* start *

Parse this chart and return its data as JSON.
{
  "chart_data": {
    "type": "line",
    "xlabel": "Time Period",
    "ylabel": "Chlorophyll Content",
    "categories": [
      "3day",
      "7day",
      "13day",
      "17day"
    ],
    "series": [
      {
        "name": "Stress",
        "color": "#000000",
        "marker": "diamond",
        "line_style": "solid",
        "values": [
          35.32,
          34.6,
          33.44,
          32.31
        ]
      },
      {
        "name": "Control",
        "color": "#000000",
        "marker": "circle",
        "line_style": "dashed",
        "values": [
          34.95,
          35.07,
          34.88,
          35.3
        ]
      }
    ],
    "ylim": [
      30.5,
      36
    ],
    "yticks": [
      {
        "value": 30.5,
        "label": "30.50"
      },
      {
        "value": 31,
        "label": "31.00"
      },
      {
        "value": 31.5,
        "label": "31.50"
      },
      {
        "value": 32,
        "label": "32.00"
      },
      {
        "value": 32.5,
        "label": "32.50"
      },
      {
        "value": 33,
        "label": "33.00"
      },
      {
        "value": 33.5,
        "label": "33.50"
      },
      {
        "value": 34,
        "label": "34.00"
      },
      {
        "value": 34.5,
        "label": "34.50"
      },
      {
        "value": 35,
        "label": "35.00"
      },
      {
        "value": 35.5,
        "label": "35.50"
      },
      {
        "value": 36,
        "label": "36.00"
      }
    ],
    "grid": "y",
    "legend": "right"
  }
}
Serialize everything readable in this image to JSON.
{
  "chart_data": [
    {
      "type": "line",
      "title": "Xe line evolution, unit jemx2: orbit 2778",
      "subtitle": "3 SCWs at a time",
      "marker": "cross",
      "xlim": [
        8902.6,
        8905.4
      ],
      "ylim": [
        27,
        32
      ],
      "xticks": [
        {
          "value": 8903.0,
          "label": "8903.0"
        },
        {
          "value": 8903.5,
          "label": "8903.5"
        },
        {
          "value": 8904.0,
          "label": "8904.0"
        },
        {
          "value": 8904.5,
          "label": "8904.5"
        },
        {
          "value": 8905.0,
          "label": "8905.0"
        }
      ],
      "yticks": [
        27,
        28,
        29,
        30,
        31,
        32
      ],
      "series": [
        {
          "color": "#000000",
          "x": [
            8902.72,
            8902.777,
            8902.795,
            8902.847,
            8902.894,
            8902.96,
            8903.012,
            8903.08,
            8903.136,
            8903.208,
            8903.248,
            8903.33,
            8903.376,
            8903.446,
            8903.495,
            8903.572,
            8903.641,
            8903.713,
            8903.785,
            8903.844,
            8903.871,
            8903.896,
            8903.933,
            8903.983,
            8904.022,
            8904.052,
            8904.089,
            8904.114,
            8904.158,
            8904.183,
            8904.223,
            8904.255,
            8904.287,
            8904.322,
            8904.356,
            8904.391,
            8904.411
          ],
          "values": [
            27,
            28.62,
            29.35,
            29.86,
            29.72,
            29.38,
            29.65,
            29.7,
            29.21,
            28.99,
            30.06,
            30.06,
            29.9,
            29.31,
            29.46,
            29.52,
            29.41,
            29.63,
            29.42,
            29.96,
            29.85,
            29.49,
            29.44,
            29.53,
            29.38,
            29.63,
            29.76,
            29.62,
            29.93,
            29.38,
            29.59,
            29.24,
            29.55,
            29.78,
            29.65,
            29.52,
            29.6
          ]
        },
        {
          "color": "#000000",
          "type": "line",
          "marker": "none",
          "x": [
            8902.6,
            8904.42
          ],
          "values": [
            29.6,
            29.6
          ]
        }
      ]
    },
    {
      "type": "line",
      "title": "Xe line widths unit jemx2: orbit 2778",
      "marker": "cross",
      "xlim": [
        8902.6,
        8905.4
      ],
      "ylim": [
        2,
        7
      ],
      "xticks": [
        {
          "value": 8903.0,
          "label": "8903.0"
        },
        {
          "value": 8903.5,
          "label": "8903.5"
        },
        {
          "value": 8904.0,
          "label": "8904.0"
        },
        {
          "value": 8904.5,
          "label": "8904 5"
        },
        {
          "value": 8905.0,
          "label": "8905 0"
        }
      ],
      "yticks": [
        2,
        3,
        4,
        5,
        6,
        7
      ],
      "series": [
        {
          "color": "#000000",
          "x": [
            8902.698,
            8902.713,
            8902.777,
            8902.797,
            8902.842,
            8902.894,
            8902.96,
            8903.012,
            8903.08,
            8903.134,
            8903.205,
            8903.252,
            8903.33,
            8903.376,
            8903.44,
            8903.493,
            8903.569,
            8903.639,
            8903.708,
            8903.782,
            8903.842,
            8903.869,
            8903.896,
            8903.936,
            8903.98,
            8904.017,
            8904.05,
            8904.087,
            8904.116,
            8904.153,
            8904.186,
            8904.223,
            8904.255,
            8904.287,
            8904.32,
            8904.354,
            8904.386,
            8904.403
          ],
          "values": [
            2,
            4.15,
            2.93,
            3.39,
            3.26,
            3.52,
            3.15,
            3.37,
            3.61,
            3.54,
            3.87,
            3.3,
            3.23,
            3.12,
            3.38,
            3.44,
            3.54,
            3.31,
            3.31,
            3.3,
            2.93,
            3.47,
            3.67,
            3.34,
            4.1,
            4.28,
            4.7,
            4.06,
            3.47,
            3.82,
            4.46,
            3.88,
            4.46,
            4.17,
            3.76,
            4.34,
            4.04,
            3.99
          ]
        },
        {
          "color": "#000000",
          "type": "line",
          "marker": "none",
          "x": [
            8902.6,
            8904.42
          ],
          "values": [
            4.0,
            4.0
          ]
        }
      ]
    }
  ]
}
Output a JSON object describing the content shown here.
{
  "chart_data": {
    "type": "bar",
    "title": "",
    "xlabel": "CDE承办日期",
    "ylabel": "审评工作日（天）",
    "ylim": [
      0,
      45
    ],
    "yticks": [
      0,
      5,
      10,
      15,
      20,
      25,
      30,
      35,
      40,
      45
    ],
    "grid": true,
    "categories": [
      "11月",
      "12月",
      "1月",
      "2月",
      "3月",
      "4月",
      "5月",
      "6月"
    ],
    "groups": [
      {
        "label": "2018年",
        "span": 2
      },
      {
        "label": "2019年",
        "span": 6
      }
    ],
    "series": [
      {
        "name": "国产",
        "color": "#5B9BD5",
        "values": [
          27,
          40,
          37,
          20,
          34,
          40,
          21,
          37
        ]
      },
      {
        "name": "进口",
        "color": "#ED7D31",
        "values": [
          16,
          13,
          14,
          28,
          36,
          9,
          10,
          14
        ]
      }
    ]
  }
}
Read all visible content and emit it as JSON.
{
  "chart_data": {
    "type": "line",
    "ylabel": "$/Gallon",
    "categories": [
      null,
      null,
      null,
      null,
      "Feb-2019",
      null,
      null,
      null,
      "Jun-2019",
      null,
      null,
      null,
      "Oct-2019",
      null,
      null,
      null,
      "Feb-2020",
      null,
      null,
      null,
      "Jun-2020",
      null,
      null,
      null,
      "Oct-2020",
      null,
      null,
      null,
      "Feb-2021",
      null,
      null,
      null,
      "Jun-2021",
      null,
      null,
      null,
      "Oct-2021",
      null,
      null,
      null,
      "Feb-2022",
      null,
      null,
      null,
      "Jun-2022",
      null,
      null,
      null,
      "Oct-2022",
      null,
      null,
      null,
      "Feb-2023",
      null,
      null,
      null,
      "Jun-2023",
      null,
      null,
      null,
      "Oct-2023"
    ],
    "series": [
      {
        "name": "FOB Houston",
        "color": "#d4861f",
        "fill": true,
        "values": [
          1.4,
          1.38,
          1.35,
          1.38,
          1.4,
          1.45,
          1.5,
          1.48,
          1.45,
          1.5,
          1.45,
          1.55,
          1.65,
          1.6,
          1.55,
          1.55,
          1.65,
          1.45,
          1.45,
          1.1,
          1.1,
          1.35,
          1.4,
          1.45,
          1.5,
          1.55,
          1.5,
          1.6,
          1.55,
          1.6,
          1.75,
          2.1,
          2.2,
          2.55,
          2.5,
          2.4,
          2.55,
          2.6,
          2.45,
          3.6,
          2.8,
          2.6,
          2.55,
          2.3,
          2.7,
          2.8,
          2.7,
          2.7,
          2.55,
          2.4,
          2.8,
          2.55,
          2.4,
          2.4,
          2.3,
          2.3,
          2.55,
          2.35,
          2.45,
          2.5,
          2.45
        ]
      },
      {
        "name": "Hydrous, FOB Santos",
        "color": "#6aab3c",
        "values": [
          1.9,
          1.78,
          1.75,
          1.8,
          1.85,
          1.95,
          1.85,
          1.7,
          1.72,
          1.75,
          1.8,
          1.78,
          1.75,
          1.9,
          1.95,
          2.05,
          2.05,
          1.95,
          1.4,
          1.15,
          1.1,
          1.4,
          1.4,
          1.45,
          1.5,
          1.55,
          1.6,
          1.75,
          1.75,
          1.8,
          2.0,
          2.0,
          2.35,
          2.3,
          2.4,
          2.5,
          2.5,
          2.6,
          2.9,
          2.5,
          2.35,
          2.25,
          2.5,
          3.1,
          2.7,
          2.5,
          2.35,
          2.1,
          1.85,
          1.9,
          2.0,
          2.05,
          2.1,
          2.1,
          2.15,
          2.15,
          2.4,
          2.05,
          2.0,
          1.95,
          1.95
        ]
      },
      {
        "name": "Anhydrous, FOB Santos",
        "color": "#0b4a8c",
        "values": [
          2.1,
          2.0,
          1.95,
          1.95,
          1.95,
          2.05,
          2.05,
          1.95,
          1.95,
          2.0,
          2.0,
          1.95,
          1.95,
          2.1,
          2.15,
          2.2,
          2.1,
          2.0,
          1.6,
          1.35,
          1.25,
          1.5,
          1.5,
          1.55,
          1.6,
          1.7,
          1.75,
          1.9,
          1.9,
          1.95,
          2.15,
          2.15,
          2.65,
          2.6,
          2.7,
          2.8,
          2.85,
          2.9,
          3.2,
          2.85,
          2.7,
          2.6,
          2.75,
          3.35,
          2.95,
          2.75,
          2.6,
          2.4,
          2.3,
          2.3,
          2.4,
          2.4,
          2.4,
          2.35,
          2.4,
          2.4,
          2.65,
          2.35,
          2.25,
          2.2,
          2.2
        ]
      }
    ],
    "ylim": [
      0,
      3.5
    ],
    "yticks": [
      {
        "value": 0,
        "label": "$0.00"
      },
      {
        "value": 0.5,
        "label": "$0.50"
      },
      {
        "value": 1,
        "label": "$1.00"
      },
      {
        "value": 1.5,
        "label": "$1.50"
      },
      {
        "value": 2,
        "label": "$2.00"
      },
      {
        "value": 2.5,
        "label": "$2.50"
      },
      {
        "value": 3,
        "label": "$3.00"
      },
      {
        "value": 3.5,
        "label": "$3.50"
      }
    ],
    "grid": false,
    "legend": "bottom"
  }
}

* end *

Search the records for the string "orbit" and return every line in which it occurs.

> _WRITTEN RESPONSE_:
      "title": "Xe line evolution, unit jemx2: orbit 2778",
      "title": "Xe line widths unit jemx2: orbit 2778",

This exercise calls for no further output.